### WHAT THE TASK ASKS
Could you express the data from the line with "Where is each" up to and including the line with "y-tick-label: 200 (74, 65, 112, 89)" as a two-column CSV with the columns "prompt" and "reply"? Give one row per request, put each field in quotes with line breaks replaced by spaces, and leave out the pictures.

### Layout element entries
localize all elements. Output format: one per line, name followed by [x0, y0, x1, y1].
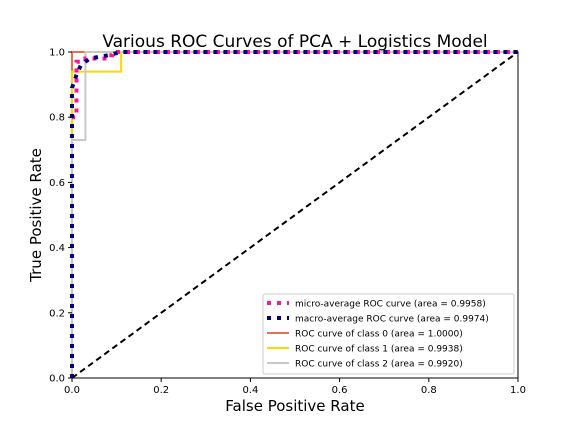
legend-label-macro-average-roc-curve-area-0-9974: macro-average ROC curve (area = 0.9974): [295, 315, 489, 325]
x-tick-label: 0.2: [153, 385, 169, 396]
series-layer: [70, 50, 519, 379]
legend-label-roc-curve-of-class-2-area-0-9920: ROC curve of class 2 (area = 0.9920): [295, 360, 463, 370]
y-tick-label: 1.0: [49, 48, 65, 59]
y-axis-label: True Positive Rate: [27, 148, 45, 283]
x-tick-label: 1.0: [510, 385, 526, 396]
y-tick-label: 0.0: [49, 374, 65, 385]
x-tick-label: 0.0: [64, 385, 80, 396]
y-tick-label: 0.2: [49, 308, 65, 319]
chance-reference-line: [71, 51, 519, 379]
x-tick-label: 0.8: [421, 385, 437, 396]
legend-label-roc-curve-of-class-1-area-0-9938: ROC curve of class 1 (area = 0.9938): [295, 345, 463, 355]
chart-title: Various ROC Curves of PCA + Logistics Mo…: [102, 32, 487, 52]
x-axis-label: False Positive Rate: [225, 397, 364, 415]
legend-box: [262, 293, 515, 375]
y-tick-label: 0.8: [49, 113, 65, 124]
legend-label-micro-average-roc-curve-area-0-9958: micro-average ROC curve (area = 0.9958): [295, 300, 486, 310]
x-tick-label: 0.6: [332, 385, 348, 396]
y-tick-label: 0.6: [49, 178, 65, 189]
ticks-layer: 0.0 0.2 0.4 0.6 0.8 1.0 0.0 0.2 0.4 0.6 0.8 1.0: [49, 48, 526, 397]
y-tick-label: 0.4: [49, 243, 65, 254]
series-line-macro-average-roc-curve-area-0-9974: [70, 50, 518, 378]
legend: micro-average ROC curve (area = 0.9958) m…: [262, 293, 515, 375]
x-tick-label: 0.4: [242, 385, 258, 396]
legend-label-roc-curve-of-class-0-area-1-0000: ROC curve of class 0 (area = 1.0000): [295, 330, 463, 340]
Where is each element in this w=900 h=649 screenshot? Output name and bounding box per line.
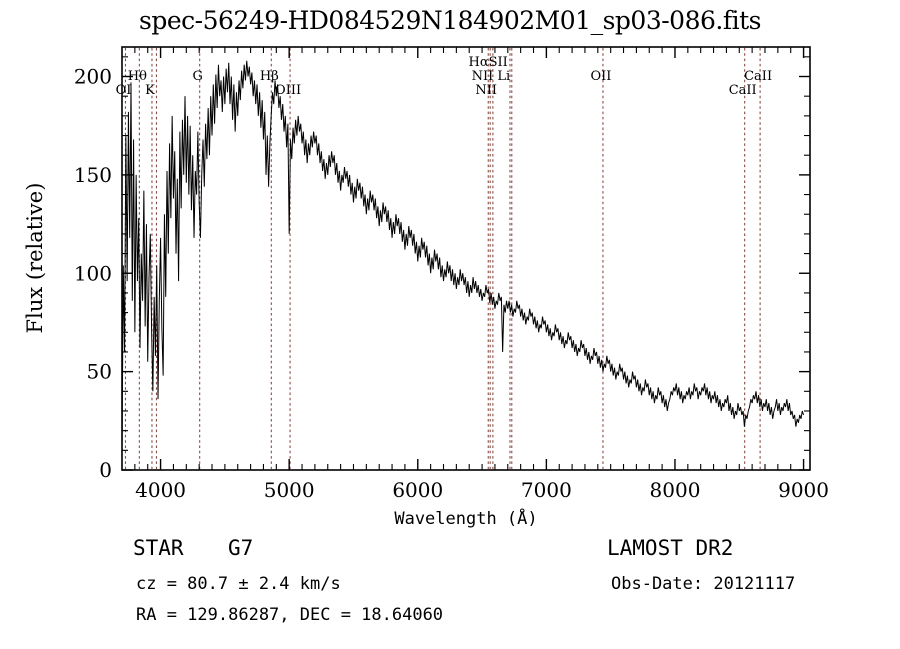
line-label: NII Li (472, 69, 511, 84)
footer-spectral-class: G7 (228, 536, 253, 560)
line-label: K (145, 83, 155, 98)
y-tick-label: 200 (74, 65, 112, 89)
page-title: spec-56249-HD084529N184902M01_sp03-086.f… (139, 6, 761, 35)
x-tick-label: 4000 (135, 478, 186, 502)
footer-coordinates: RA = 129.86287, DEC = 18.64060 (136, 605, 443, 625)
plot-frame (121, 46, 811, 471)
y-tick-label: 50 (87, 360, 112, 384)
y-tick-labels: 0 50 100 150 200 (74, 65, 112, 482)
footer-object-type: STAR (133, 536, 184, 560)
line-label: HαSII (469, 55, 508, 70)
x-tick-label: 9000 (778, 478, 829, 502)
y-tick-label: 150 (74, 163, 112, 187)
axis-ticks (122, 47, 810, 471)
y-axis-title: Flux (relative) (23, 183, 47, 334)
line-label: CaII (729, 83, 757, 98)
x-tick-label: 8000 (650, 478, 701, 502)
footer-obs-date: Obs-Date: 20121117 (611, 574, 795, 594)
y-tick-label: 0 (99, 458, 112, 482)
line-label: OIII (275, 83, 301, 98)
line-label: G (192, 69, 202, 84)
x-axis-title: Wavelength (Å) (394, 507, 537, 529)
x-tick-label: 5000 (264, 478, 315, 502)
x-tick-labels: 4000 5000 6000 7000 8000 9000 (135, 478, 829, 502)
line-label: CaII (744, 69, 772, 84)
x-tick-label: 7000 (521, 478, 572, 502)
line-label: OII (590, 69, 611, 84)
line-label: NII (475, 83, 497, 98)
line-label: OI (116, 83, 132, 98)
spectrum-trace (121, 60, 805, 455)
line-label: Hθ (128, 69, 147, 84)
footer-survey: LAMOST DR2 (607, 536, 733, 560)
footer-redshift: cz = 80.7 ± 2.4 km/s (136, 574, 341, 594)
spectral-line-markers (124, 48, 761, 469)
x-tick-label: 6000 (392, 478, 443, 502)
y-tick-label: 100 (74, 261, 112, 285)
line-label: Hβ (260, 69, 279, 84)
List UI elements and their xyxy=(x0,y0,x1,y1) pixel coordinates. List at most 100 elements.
---
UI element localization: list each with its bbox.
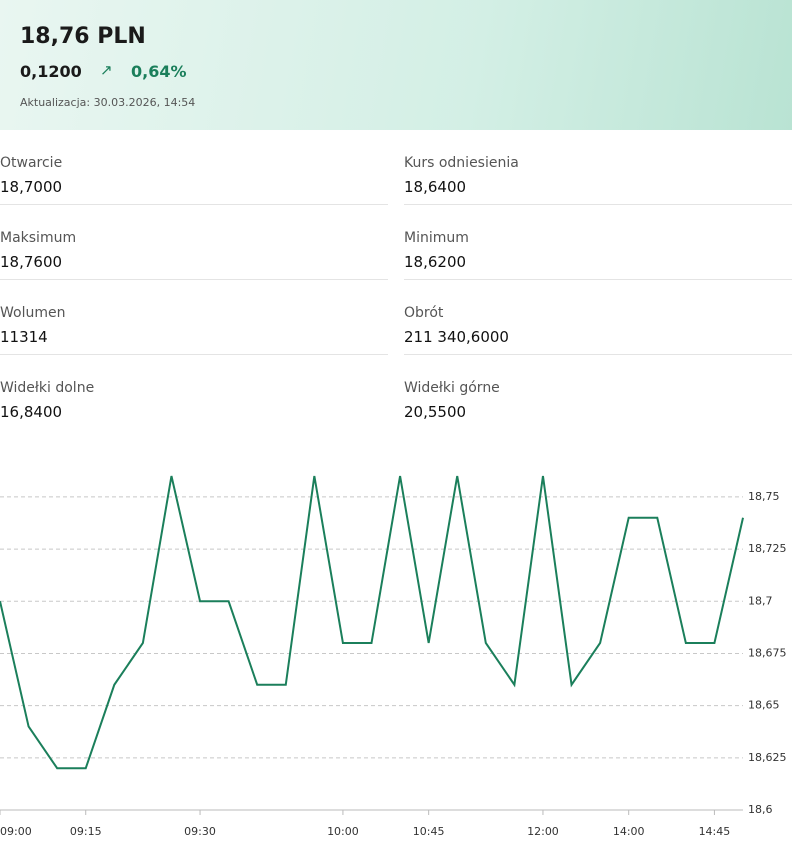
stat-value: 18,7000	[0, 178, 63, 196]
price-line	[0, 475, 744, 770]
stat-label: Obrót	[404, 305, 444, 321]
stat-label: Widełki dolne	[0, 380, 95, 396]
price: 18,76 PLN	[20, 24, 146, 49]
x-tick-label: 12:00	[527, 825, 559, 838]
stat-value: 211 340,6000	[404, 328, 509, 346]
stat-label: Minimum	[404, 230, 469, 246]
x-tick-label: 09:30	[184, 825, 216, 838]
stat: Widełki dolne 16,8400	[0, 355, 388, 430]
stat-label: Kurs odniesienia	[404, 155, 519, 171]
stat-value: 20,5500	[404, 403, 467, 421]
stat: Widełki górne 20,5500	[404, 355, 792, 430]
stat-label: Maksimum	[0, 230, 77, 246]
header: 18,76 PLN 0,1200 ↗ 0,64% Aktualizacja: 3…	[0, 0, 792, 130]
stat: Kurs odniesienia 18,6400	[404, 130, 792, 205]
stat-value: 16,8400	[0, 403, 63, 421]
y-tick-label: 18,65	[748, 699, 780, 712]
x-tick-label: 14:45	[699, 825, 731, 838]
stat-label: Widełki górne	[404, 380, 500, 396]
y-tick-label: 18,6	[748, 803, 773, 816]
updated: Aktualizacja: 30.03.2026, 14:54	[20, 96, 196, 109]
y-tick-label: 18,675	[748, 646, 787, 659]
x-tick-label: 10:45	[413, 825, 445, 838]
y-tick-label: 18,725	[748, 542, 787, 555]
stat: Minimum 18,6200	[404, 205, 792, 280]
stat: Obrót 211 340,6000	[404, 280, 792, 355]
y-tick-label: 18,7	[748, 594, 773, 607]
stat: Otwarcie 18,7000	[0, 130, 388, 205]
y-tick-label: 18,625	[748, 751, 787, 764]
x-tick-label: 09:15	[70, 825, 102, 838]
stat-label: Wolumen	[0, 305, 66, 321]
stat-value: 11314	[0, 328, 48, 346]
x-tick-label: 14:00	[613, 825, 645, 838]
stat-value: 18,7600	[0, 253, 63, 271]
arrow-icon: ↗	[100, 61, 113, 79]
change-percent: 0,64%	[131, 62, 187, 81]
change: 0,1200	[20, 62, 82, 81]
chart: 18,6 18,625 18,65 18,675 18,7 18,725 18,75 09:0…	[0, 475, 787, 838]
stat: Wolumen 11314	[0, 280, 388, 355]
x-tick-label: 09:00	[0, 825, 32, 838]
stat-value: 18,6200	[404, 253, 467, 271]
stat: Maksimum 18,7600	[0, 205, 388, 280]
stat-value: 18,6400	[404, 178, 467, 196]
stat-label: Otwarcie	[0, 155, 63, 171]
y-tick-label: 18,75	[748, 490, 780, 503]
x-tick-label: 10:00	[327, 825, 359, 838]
==
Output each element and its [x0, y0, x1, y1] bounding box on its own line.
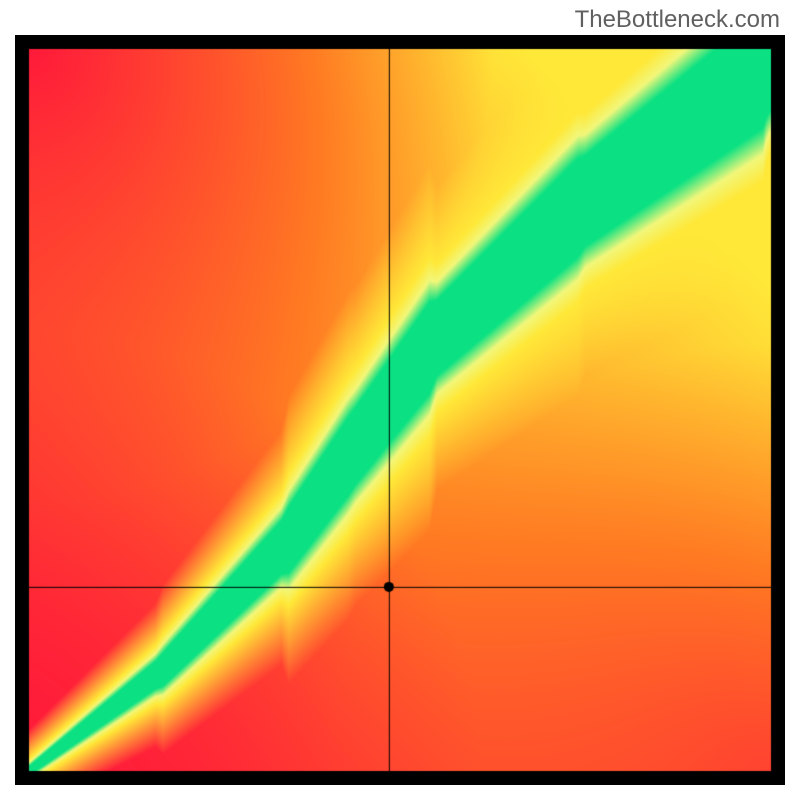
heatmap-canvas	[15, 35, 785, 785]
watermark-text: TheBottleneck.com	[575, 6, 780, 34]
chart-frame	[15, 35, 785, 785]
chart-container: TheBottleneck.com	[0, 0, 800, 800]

### RIGHT ANSWER
prompt,reply
"Where is each element in this w=900 h=649 screenshot? Output name and bounding box per line.","line-label: NII Li (472, 69, 511, 84) footer-spectral-class: G7 (228, 536, 253, 560) line-label: K (145, 83, 155, 98) y-tick-label: 200 (74, 65, 112, 89)"